**Task objective:**
How many of these lines hold the string "into"? Answer with the number only.

**Given records:**
[BEGIN]

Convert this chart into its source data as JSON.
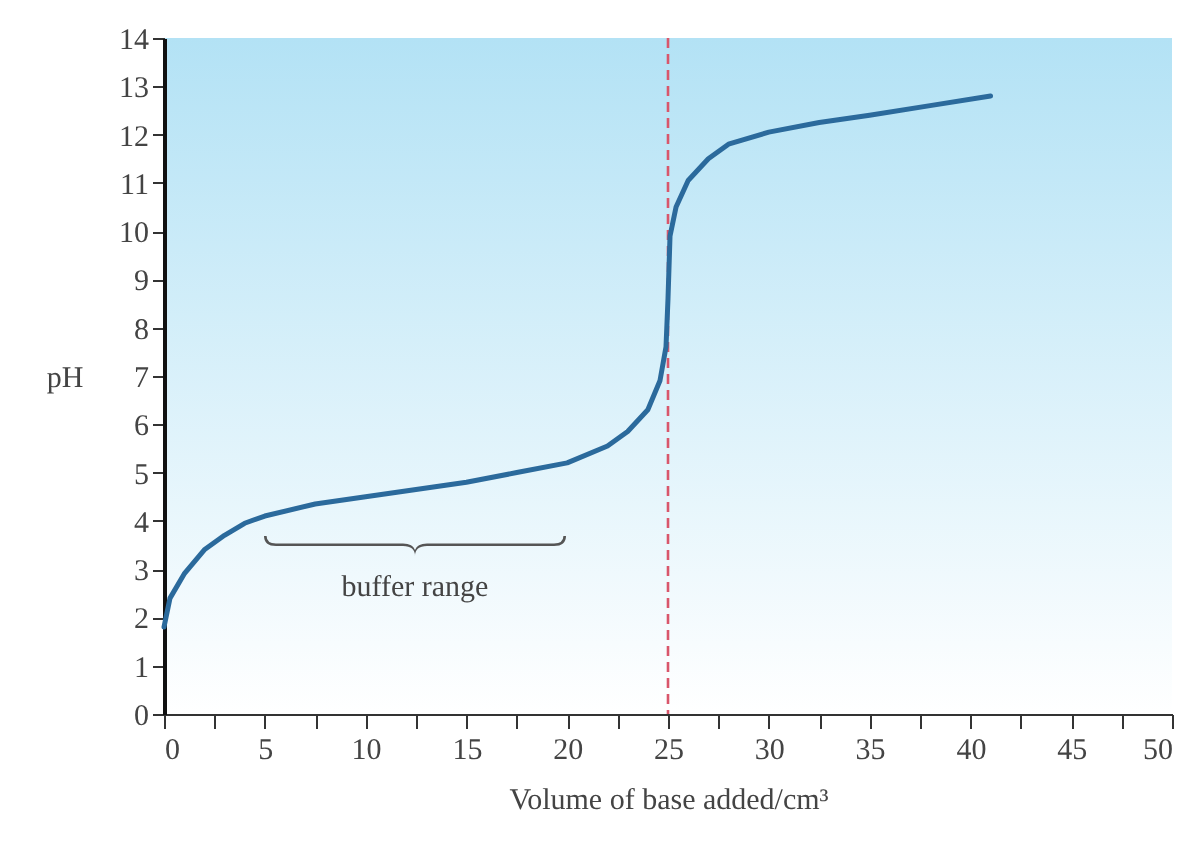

[END]
[BEGIN]

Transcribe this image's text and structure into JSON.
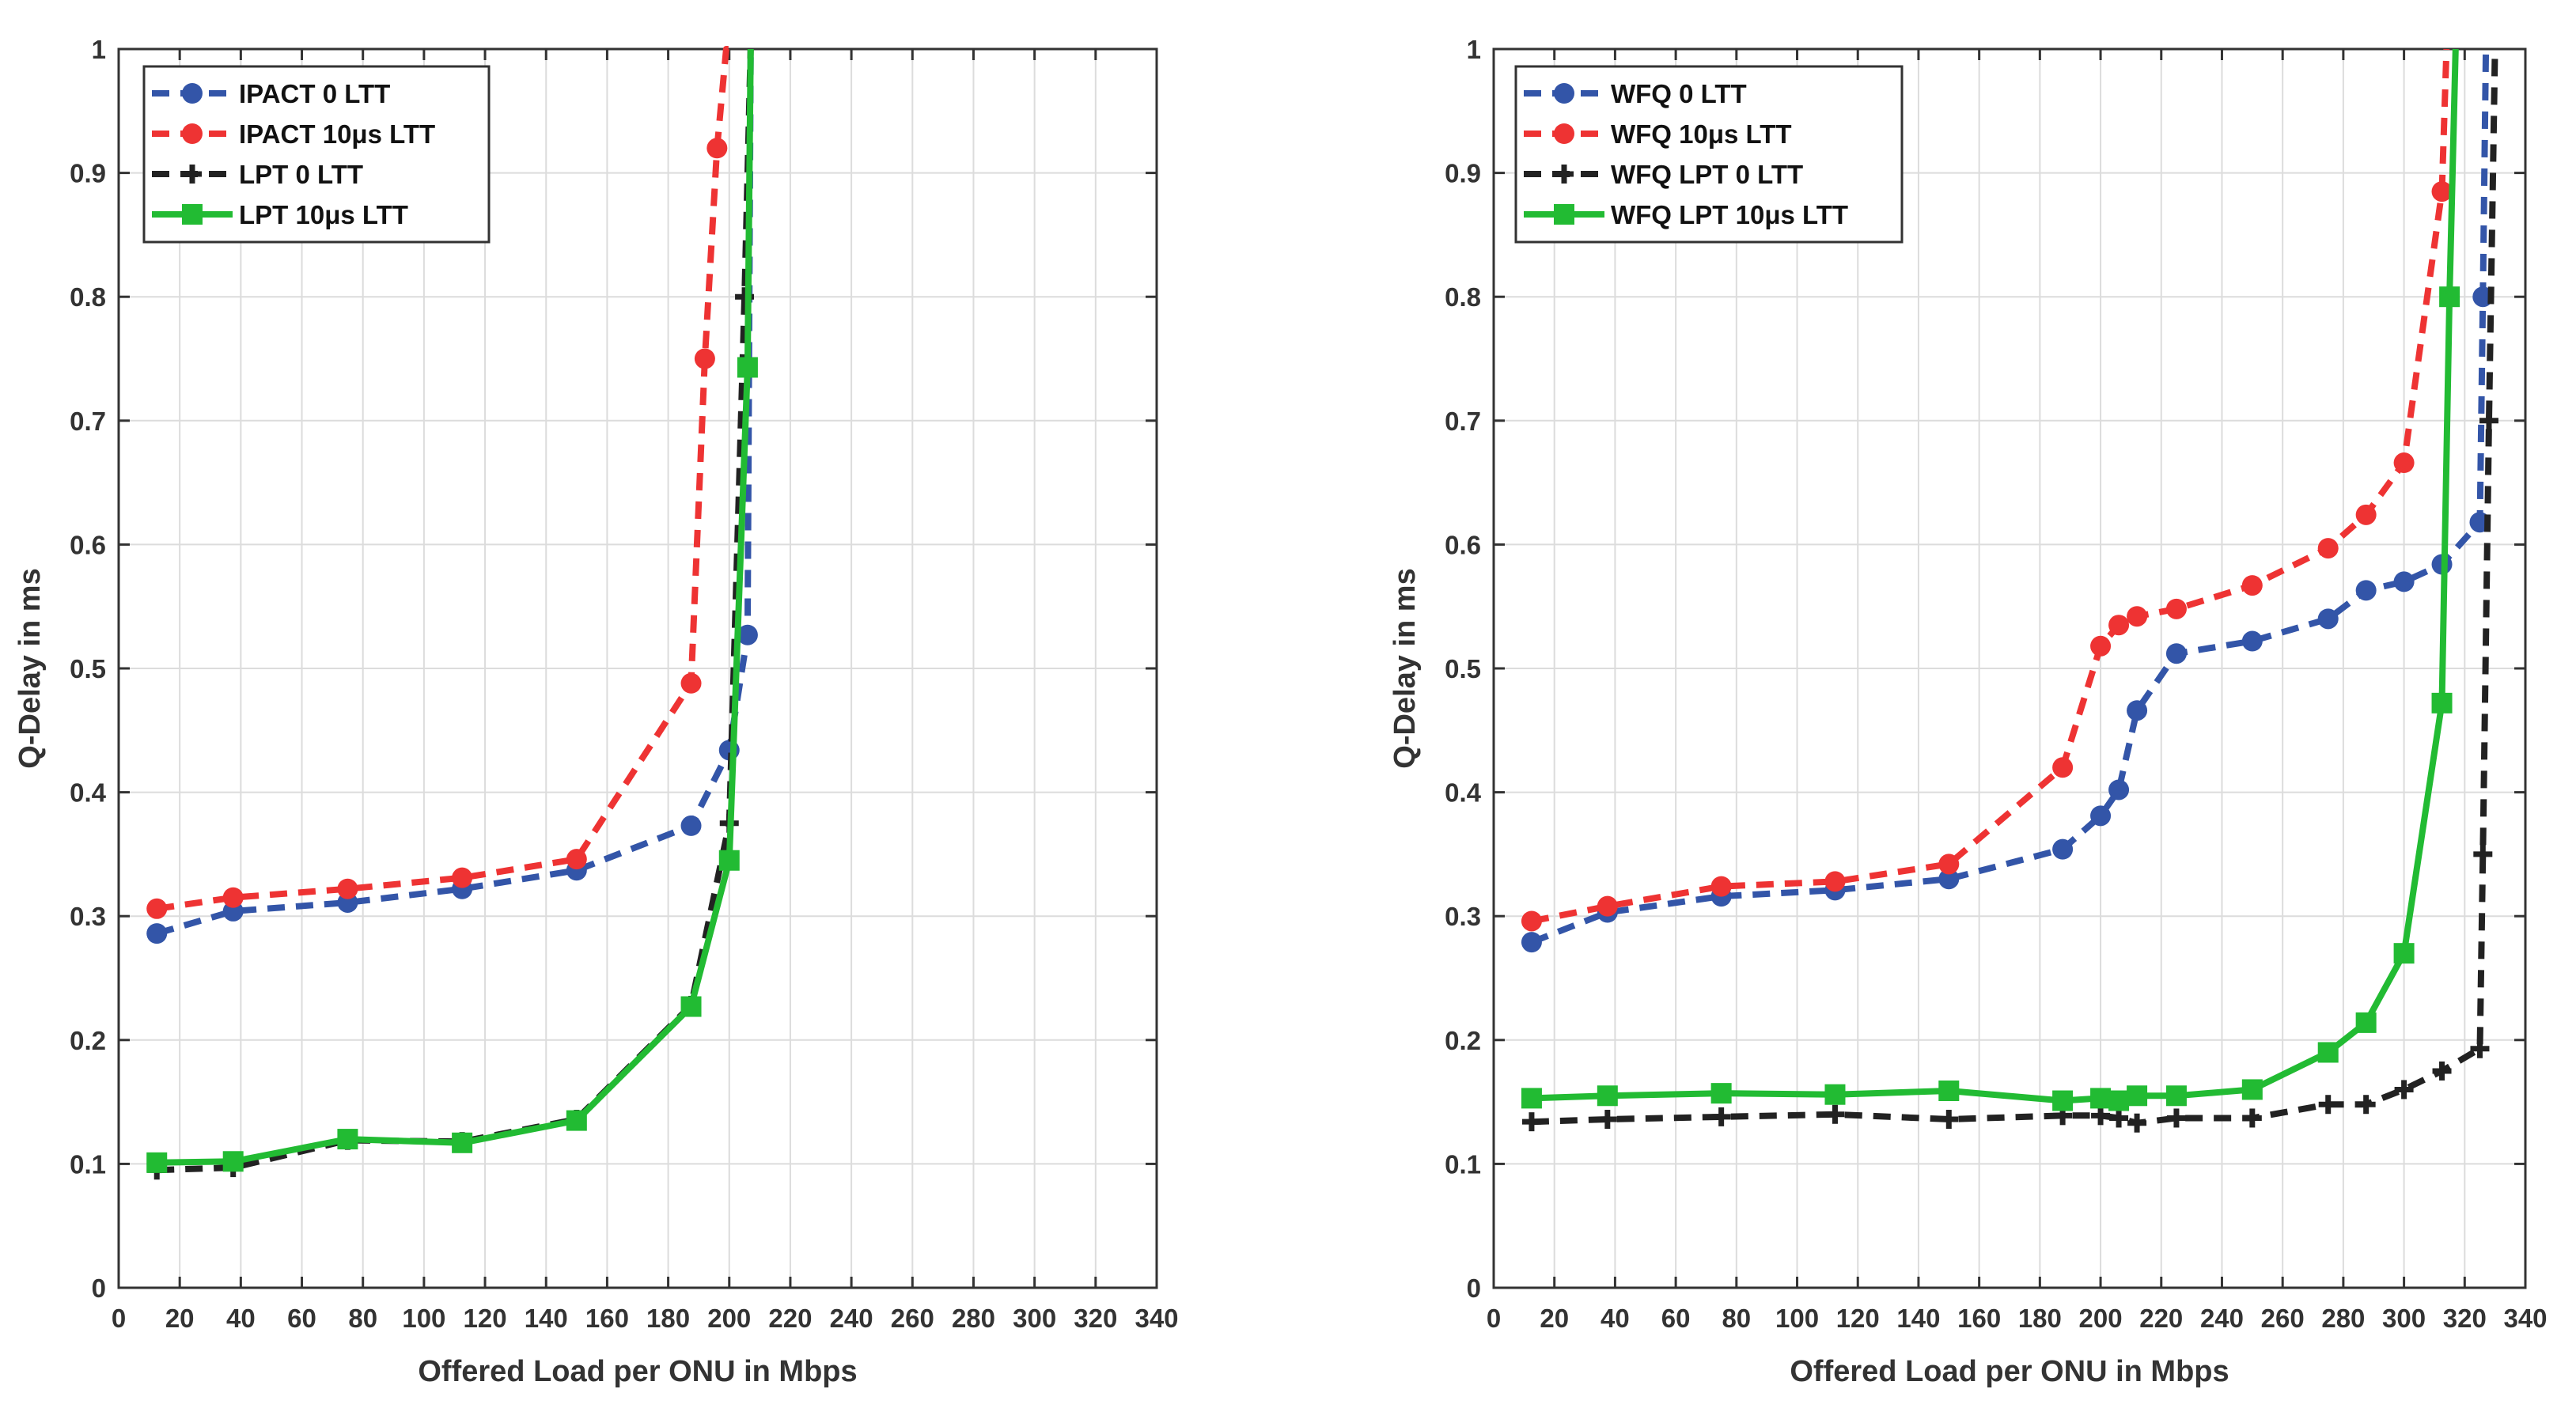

[END]
[BEGIN]

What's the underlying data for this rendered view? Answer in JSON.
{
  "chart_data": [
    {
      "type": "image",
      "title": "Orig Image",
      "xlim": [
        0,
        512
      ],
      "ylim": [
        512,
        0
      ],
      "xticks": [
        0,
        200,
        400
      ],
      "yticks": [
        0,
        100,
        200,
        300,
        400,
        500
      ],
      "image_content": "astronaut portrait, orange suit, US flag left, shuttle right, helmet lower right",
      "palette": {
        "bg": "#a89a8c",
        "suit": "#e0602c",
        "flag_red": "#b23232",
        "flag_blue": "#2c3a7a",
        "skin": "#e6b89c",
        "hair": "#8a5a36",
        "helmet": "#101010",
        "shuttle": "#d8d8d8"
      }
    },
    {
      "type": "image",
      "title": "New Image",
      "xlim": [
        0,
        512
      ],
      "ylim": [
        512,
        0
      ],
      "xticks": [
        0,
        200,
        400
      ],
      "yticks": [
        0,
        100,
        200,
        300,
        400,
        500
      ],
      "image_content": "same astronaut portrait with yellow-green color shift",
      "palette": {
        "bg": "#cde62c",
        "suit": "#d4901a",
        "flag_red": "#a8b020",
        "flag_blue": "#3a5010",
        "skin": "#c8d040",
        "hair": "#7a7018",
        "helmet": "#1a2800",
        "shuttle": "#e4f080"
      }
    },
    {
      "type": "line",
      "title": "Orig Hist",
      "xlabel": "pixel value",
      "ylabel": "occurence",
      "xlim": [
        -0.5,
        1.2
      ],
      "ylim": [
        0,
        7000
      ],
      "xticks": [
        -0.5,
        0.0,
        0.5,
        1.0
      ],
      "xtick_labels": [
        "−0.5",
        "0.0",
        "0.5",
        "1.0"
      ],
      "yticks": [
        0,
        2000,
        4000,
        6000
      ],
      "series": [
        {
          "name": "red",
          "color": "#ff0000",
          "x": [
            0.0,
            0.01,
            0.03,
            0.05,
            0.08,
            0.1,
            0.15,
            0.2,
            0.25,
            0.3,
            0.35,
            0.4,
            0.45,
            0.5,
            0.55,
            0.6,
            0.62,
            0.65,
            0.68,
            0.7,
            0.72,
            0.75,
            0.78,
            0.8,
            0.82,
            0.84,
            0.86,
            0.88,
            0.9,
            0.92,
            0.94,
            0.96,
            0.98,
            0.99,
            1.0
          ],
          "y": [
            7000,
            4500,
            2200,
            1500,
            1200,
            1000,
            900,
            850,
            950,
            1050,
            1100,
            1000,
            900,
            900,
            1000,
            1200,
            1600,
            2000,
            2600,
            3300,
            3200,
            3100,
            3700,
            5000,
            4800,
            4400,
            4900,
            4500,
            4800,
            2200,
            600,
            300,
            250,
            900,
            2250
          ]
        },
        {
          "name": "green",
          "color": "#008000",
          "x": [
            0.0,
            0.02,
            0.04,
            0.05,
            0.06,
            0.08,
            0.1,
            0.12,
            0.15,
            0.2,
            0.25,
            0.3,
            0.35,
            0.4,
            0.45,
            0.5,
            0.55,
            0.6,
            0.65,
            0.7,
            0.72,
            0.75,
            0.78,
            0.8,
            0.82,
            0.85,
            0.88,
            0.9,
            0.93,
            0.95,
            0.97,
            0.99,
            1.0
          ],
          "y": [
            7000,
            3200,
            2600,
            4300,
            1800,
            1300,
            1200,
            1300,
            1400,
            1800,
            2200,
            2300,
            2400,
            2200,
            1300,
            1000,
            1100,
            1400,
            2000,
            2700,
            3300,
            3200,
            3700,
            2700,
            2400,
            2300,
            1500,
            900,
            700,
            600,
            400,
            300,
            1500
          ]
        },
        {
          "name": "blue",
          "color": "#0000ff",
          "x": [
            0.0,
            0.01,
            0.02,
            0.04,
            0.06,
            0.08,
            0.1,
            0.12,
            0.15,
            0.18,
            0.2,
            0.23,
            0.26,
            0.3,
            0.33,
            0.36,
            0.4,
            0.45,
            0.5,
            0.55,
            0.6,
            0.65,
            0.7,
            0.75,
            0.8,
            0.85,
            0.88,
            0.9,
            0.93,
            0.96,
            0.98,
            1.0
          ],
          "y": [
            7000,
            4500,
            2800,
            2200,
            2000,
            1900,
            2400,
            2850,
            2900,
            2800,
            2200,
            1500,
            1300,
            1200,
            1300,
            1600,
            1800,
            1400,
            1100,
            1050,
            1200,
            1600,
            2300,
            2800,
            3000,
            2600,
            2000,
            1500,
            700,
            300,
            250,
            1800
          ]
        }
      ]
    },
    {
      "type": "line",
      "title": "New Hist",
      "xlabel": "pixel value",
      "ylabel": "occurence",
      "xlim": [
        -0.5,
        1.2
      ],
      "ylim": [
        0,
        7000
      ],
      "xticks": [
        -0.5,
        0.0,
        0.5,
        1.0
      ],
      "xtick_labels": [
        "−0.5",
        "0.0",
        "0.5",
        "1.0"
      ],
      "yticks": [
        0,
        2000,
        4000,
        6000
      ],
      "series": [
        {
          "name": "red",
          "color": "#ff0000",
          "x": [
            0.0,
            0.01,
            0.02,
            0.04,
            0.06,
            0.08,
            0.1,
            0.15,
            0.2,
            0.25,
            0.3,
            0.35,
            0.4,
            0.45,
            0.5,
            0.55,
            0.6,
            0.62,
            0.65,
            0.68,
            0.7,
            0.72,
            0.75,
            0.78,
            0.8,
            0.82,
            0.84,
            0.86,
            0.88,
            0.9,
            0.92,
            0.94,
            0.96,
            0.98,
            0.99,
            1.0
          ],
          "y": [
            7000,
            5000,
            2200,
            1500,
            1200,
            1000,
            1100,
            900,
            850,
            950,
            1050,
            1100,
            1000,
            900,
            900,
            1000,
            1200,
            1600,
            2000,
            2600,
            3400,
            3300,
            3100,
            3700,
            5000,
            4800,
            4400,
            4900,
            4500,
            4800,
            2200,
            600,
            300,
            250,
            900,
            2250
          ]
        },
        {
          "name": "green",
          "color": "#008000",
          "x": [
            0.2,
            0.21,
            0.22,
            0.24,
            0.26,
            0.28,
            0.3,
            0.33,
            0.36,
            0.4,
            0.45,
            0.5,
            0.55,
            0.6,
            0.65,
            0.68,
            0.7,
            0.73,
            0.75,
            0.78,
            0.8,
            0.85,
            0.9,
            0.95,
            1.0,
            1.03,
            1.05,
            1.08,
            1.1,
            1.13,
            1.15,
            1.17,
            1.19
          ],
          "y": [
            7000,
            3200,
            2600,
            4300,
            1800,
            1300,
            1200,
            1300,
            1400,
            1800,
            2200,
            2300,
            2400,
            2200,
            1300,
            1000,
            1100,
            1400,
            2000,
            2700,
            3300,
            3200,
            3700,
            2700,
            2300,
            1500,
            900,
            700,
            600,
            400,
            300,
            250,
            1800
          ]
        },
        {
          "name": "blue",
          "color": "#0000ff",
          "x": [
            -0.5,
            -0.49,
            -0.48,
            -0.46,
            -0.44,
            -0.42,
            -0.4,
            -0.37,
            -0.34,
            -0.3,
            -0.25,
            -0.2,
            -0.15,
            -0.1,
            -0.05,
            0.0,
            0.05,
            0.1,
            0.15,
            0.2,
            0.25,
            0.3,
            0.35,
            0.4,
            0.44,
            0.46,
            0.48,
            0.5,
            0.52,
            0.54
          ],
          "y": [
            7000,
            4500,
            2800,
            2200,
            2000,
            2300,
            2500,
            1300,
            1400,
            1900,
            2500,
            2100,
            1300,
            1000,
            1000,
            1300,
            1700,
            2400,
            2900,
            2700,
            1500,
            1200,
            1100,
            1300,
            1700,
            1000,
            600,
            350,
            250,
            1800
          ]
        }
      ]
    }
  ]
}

[END]

**Exercise output:**
2